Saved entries

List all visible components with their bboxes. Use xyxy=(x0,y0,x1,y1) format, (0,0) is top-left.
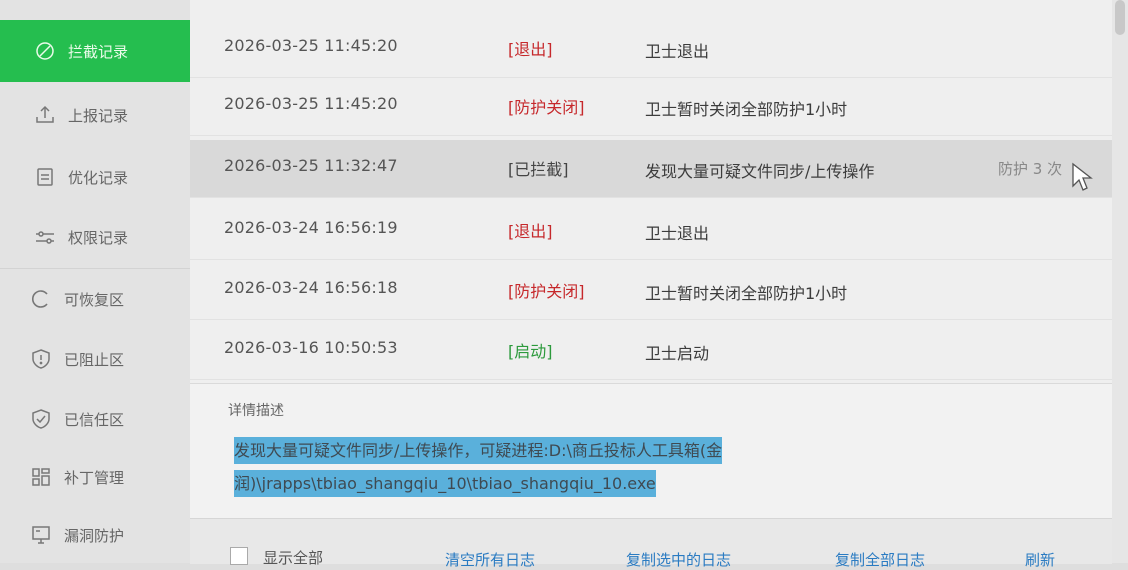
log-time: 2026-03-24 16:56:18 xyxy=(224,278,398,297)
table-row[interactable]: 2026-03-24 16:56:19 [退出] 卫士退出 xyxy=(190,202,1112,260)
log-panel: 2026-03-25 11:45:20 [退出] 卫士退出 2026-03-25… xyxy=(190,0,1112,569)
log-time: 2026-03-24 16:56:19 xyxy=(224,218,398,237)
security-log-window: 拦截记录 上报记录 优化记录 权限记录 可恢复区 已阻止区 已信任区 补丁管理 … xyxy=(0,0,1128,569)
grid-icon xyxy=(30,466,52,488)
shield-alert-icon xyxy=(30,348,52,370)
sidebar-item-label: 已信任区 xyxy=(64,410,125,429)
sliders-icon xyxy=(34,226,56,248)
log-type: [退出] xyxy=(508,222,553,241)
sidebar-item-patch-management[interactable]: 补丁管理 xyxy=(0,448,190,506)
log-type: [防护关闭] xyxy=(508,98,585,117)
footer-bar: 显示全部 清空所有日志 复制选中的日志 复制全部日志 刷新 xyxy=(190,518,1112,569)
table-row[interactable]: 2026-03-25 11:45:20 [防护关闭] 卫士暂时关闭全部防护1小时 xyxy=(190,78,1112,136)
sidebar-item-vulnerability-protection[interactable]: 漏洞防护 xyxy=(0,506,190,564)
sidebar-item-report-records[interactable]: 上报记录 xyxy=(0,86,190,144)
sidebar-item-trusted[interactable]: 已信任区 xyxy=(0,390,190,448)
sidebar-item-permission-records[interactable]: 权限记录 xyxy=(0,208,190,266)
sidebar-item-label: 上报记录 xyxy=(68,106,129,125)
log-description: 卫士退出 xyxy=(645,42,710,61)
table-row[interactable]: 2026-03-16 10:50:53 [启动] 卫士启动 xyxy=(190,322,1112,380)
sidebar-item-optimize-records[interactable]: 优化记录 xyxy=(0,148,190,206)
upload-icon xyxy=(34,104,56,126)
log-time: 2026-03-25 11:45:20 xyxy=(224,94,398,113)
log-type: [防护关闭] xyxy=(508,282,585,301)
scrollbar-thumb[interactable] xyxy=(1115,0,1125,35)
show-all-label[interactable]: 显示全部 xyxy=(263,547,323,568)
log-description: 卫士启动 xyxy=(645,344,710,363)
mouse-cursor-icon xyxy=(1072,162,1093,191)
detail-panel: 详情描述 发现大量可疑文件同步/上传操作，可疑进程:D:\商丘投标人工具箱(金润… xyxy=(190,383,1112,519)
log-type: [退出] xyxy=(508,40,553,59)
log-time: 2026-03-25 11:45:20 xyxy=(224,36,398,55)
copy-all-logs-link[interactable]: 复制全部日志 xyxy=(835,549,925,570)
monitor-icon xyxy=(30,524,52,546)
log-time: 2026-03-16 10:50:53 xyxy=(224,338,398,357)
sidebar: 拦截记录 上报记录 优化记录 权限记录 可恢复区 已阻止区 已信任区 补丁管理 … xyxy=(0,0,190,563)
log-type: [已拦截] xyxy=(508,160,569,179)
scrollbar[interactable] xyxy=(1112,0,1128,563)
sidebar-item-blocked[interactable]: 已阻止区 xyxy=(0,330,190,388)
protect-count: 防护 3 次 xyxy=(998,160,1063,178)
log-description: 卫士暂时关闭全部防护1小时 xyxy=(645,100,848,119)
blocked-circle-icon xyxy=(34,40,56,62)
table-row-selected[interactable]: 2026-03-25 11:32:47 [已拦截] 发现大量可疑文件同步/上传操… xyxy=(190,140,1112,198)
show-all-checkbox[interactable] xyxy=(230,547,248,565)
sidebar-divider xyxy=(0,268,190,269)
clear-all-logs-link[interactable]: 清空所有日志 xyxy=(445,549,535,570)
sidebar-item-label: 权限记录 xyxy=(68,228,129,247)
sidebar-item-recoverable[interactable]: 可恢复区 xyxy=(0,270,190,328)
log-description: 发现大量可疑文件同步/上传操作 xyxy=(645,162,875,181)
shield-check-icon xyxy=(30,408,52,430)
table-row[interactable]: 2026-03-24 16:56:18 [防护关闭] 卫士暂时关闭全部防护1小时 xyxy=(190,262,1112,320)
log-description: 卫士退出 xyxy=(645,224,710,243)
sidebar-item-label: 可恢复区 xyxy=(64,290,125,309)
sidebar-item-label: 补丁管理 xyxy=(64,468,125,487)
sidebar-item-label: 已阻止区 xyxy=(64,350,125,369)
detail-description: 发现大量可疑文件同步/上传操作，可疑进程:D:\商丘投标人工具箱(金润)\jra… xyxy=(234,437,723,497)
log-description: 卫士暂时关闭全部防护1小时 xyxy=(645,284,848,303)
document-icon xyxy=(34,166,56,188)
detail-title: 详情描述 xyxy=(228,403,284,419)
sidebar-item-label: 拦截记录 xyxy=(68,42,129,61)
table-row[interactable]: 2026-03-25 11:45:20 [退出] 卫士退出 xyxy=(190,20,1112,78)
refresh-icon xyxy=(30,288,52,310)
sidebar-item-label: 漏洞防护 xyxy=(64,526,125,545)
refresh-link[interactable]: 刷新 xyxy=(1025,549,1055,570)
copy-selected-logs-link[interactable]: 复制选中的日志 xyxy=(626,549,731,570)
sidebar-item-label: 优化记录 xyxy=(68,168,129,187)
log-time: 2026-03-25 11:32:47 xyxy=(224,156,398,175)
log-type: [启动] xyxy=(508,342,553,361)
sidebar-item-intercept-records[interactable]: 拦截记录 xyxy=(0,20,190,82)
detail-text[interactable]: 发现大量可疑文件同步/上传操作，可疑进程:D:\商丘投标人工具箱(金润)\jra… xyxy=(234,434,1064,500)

==

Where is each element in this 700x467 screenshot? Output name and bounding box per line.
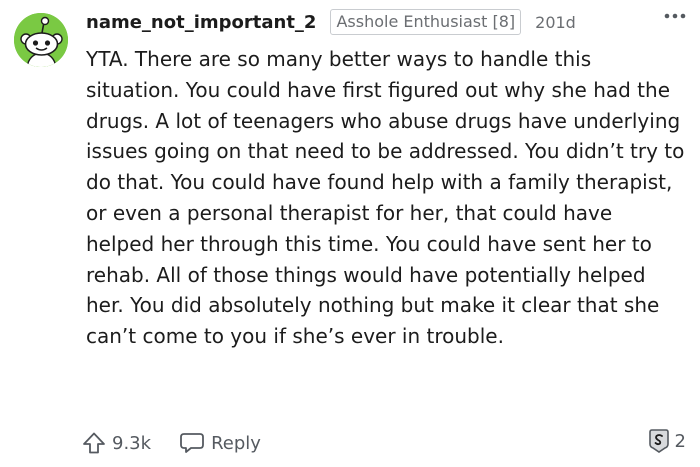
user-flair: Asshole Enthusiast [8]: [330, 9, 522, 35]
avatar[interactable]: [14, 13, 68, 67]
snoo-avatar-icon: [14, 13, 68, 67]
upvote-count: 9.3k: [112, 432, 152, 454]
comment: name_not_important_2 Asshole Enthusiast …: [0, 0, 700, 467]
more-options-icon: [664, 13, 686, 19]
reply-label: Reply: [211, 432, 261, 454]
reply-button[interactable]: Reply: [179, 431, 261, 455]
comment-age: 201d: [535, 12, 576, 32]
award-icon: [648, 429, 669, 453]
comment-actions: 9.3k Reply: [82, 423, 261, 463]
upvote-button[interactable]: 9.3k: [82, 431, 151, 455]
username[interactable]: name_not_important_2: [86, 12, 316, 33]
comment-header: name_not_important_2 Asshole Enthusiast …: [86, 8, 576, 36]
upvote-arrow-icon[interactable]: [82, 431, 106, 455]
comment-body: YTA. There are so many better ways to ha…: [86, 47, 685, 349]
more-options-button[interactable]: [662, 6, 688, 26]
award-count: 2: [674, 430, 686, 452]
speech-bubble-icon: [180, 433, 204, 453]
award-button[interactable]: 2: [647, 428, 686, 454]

**What to work on**
Reproduce only the part of the listing that runs from the line with "log-time: 2026-03-24 16:56:18" to the line with "log-type: [退出] xyxy=(508,40,553,59)". Swap "log-type" for "entry-type" wherever it appears, and leave everything else unchanged.

**Exercise result**
log-time: 2026-03-24 16:56:18 xyxy=(224,278,398,297)
table-row[interactable]: 2026-03-24 16:56:19 [退出] 卫士退出 xyxy=(190,202,1112,260)
log-panel: 2026-03-25 11:45:20 [退出] 卫士退出 2026-03-25… xyxy=(190,0,1112,569)
log-time: 2026-03-24 16:56:19 xyxy=(224,218,398,237)
security-log-window: 拦截记录 上报记录 优化记录 权限记录 可恢复区 已阻止区 已信任区 补丁管理 … xyxy=(0,0,1128,569)
grid-icon xyxy=(30,466,52,488)
shield-alert-icon xyxy=(30,348,52,370)
sidebar-item-label: 已信任区 xyxy=(64,410,125,429)
sliders-icon xyxy=(34,226,56,248)
entry-type: [退出] xyxy=(508,222,553,241)
sidebar-item-patch-management[interactable]: 补丁管理 xyxy=(0,448,190,506)
entry-type: [防护关闭] xyxy=(508,98,585,117)
footer-bar: 显示全部 清空所有日志 复制选中的日志 复制全部日志 刷新 xyxy=(190,518,1112,569)
table-row[interactable]: 2026-03-25 11:45:20 [防护关闭] 卫士暂时关闭全部防护1小时 xyxy=(190,78,1112,136)
sidebar-item-vulnerability-protection[interactable]: 漏洞防护 xyxy=(0,506,190,564)
sidebar-item-report-records[interactable]: 上报记录 xyxy=(0,86,190,144)
sidebar-item-trusted[interactable]: 已信任区 xyxy=(0,390,190,448)
sidebar-item-permission-records[interactable]: 权限记录 xyxy=(0,208,190,266)
sidebar-item-label: 上报记录 xyxy=(68,106,129,125)
log-description: 卫士退出 xyxy=(645,42,710,61)
table-row[interactable]: 2026-03-16 10:50:53 [启动] 卫士启动 xyxy=(190,322,1112,380)
sidebar-item-optimize-records[interactable]: 优化记录 xyxy=(0,148,190,206)
upload-icon xyxy=(34,104,56,126)
log-time: 2026-03-25 11:45:20 xyxy=(224,94,398,113)
entry-type: [防护关闭] xyxy=(508,282,585,301)
scrollbar-thumb[interactable] xyxy=(1115,0,1125,35)
show-all-label[interactable]: 显示全部 xyxy=(263,547,323,568)
log-description: 卫士启动 xyxy=(645,344,710,363)
mouse-cursor-icon xyxy=(1072,162,1093,191)
detail-panel: 详情描述 发现大量可疑文件同步/上传操作，可疑进程:D:\商丘投标人工具箱(金润… xyxy=(190,383,1112,519)
entry-type: [退出] xyxy=(508,40,553,59)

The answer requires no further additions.